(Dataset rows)
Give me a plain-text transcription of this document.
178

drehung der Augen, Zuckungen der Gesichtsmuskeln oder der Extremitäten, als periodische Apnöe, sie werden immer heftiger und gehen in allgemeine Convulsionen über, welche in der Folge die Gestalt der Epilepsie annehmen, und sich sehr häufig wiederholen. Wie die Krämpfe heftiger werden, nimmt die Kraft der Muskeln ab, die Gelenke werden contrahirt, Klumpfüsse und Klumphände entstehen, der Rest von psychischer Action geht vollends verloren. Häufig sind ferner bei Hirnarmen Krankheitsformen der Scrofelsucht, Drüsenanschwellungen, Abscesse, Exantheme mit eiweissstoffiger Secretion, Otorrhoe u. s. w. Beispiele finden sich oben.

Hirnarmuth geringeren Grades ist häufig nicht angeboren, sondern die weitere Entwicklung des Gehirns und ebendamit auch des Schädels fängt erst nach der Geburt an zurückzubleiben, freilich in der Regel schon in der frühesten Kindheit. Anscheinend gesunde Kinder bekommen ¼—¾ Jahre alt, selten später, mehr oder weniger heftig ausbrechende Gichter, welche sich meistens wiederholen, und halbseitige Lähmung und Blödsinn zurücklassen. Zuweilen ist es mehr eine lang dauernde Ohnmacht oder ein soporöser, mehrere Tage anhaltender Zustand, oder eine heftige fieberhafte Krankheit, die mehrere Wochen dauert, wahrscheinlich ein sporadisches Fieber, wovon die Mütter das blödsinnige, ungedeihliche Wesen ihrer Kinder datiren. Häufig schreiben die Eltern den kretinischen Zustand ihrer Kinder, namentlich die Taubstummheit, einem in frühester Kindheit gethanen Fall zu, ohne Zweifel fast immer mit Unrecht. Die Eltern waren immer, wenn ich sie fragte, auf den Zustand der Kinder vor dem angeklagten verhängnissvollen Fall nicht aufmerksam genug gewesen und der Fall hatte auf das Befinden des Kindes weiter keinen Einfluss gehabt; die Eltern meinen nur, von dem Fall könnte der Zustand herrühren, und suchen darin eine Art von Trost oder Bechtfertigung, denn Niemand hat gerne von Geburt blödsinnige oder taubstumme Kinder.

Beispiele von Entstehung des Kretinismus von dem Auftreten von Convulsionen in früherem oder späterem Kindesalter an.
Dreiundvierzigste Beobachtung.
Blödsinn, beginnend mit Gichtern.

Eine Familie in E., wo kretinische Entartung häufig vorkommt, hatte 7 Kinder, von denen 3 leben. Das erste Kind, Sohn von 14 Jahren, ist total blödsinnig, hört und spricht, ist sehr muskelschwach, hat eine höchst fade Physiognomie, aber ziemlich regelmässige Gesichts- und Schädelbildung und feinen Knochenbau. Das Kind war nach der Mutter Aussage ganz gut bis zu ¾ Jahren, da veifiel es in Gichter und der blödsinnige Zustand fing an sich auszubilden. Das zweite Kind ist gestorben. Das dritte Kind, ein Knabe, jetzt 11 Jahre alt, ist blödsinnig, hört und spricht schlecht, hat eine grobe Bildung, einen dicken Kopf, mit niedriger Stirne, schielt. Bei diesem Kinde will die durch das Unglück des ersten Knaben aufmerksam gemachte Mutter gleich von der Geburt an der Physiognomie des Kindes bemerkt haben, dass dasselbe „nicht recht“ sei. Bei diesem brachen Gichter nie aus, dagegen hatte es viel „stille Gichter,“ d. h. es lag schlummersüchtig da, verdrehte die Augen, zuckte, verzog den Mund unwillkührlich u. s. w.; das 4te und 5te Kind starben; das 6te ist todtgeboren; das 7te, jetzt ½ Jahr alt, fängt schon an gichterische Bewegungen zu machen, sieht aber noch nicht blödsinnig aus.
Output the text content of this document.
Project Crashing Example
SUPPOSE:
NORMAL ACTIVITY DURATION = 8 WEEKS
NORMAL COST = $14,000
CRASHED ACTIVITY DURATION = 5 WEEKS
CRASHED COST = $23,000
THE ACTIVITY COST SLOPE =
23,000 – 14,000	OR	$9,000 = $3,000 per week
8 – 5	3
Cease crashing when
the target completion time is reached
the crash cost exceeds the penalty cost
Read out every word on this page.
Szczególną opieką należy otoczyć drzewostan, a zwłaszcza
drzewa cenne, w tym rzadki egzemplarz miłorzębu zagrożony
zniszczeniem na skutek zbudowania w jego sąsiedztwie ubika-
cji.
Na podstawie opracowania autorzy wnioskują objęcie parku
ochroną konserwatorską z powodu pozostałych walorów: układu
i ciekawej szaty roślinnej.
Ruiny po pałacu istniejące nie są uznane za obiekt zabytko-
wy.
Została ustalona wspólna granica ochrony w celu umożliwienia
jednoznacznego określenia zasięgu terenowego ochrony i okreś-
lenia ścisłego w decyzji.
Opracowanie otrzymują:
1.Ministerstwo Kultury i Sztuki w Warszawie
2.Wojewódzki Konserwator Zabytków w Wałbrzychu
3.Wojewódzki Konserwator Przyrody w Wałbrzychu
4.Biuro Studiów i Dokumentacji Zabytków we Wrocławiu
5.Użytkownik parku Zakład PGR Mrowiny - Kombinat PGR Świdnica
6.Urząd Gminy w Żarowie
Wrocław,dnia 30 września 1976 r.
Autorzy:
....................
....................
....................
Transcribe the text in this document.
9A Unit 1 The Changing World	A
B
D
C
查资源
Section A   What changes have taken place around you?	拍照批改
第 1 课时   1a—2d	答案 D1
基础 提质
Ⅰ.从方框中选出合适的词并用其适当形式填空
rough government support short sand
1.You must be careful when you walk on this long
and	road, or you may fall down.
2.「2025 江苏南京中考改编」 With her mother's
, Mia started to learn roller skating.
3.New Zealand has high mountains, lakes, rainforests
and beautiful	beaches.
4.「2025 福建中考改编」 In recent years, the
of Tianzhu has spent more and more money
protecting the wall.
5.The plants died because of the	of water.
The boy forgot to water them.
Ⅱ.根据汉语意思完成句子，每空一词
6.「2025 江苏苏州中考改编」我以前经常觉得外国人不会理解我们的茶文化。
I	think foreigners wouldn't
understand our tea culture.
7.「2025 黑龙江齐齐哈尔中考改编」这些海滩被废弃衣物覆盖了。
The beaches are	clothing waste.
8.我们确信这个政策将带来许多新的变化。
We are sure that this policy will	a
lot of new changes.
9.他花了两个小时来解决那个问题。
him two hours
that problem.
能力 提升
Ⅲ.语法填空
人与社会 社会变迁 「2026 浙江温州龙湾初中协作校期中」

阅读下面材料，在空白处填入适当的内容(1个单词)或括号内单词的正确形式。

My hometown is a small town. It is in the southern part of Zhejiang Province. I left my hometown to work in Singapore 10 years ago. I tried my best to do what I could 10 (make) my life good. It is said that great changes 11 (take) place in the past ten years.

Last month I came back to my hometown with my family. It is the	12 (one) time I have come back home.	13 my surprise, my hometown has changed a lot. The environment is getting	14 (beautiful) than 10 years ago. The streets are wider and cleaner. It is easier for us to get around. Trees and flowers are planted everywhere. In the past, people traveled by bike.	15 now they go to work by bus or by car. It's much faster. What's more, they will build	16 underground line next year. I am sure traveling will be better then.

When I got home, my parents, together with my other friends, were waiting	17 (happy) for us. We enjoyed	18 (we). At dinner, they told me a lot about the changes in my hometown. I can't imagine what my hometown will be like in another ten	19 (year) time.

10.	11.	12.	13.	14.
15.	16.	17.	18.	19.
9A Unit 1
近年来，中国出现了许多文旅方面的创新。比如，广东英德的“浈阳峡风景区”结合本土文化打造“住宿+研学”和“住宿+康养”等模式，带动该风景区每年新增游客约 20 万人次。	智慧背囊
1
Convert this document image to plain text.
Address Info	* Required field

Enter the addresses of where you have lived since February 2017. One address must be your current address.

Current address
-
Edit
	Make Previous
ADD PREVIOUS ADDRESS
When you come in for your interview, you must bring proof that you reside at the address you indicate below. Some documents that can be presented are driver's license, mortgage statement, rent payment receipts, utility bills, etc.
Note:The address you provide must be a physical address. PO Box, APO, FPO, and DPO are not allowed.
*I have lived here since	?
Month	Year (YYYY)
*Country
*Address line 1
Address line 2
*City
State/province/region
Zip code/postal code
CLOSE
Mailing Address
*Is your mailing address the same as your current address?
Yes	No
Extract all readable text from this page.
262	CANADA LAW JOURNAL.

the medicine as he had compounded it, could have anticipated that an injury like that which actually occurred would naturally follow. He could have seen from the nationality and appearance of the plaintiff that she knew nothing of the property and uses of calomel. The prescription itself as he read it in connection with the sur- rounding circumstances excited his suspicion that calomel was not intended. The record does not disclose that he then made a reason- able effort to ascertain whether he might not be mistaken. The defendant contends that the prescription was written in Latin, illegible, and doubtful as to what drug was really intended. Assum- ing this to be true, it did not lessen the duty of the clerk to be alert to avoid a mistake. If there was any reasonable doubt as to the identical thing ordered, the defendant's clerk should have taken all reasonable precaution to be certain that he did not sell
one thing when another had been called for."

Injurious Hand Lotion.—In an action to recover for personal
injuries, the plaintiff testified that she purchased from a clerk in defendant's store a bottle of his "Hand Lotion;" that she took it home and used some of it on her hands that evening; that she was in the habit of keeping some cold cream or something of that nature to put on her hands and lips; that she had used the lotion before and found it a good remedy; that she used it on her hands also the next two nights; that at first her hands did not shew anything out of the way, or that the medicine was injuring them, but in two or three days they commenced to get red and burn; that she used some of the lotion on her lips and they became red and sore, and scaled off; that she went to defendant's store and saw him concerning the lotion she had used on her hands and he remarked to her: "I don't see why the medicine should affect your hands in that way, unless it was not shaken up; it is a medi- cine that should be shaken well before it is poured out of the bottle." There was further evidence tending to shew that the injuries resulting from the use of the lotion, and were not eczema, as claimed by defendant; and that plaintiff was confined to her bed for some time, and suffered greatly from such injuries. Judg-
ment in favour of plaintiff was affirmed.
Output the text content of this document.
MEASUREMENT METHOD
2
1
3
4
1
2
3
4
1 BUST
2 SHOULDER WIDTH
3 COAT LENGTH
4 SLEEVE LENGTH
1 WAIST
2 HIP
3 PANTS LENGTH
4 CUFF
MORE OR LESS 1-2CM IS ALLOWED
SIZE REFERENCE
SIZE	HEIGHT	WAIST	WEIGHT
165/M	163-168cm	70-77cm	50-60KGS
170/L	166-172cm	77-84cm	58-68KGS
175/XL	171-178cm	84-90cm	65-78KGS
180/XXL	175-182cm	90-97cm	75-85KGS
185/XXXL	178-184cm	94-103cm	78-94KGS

Directive
Using the listing, copy every line where the word "past" shows up.

Result of this exercise
My hometown is a small town. It is in the southern part of Zhejiang Province. I left my hometown to work in Singapore 10 years ago. I tried my best to do what I could 10 (make) my life good. It is said that great changes 11 (take) place in the past ten years.
Last month I came back to my hometown with my family. It is the	12 (one) time I have come back home.	13 my surprise, my hometown has changed a lot. The environment is getting	14 (beautiful) than 10 years ago. The streets are wider and cleaner. It is easier for us to get around. Trees and flowers are planted everywhere. In the past, people traveled by bike.	15 now they go to work by bus or by car. It's much faster. What's more, they will build	16 underground line next year. I am sure traveling will be better then.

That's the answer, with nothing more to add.